- _YOUR OBJECTIVE_: In the listing below, please print the line that contains "Extract all readable text from this page." and every line that follows it, exactly.

— Begin EXERCISE INPUT —

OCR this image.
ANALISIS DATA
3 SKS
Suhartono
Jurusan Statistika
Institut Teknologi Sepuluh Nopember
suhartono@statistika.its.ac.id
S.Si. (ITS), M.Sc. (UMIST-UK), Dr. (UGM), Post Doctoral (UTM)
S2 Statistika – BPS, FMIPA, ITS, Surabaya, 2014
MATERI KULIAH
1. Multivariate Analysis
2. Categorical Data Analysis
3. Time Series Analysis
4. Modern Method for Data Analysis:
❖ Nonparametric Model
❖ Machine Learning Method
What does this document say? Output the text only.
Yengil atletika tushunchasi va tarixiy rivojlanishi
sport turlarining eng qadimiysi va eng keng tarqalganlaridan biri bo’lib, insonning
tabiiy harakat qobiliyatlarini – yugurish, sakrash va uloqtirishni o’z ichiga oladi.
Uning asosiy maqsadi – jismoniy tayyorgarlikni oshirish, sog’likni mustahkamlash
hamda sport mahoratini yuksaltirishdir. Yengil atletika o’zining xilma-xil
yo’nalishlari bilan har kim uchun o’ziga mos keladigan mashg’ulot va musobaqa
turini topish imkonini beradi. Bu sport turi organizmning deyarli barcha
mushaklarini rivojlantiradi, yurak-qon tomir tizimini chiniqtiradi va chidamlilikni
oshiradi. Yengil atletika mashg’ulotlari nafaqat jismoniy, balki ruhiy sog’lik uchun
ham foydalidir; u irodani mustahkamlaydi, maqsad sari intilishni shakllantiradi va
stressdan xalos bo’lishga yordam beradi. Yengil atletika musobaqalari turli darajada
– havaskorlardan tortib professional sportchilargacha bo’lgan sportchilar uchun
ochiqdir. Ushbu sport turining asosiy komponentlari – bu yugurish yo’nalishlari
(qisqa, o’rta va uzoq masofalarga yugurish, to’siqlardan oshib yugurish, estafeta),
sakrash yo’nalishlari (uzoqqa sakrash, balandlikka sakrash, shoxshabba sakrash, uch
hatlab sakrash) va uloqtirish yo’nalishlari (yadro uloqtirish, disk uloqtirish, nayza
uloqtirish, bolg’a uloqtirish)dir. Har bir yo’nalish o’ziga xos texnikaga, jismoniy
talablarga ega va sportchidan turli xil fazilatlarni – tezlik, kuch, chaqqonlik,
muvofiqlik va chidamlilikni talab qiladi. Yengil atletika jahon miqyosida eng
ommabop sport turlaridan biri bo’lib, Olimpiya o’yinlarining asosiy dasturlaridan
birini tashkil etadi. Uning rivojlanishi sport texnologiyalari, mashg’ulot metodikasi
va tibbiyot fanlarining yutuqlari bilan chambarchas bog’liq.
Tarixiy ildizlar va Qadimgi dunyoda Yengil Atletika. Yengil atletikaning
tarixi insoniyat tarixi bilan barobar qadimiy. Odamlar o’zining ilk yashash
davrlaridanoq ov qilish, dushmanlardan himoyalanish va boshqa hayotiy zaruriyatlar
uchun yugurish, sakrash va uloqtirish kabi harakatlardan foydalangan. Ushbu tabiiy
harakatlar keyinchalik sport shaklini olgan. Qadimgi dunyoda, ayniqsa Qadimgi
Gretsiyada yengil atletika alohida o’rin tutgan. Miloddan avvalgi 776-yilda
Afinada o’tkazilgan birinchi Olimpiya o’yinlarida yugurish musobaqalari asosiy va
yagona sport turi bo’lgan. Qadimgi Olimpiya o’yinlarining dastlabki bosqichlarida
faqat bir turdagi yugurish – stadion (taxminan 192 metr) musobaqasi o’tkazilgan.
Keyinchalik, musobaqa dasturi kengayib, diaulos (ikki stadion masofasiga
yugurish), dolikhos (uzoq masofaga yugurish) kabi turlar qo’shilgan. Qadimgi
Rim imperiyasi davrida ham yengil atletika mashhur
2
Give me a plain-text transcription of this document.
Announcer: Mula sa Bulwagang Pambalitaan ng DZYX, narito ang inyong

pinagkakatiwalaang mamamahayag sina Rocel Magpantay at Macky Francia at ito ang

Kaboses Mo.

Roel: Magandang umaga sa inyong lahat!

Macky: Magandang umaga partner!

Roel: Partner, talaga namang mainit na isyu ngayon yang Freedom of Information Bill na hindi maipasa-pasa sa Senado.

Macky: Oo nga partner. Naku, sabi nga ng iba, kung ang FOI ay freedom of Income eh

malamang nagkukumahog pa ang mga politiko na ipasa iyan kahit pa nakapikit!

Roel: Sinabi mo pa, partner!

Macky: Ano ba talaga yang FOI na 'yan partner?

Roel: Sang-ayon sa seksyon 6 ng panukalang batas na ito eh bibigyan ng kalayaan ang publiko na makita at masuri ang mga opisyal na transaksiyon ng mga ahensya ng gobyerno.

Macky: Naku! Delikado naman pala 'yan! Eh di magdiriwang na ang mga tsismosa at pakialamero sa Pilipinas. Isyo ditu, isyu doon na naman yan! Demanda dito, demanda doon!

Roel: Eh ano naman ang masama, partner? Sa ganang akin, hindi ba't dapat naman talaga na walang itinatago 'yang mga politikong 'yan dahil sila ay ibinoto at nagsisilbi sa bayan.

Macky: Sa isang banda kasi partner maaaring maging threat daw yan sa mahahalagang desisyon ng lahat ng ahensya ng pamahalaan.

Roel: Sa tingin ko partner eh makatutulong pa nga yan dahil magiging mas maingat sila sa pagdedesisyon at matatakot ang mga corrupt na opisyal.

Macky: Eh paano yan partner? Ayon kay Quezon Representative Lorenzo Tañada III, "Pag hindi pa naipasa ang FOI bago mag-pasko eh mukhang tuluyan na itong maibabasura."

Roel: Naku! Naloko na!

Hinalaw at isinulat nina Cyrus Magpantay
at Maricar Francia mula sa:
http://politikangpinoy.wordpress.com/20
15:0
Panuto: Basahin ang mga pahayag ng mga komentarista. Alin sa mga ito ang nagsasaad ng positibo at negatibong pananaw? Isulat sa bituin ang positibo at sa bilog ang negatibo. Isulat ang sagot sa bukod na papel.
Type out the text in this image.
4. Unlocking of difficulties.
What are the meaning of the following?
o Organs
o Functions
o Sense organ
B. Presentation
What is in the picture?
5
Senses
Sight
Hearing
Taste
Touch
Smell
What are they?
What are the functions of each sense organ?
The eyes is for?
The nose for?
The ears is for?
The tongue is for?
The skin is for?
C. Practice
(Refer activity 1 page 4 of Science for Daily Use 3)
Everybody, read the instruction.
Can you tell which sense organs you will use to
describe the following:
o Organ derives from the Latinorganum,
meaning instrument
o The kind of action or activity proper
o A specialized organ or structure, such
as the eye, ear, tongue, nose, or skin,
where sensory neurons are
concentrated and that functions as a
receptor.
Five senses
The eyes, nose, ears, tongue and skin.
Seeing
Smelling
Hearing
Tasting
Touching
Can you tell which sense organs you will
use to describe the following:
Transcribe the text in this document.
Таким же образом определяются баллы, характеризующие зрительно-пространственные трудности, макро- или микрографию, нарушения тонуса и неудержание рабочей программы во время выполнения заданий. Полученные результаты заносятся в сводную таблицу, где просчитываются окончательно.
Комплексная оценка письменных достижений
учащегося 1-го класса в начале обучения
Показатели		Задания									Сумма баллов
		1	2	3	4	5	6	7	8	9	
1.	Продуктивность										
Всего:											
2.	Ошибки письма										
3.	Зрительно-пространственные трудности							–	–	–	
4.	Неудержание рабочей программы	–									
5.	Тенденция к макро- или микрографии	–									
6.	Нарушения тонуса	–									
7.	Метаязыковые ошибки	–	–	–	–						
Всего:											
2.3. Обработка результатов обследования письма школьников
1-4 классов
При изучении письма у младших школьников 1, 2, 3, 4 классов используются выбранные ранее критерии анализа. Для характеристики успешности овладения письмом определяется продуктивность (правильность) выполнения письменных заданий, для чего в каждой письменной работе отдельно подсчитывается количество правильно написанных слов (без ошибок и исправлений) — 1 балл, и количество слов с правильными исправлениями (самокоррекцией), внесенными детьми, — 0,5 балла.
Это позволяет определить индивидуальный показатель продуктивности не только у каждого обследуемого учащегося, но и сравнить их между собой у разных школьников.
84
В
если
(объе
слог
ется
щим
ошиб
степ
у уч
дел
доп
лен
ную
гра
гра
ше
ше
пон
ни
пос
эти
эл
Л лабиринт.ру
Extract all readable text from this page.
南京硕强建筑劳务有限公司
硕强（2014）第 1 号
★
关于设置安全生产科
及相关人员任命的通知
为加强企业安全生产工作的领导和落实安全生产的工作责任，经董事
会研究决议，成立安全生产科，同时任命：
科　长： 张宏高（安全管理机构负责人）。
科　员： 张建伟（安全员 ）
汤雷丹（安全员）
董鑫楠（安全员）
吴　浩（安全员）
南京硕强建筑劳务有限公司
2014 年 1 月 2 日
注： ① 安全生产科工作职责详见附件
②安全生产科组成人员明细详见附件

— End EXERCISE INPUT —

- _SOLUTION_:
Extract all readable text from this page.
南京硕强建筑劳务有限公司
硕强（2014）第 1 号
★
关于设置安全生产科
及相关人员任命的通知
为加强企业安全生产工作的领导和落实安全生产的工作责任，经董事
会研究决议，成立安全生产科，同时任命：
科　长： 张宏高（安全管理机构负责人）。
科　员： 张建伟（安全员 ）
汤雷丹（安全员）
董鑫楠（安全员）
吴　浩（安全员）
南京硕强建筑劳务有限公司
2014 年 1 月 2 日
注： ① 安全生产科工作职责详见附件
②安全生产科组成人员明细详见附件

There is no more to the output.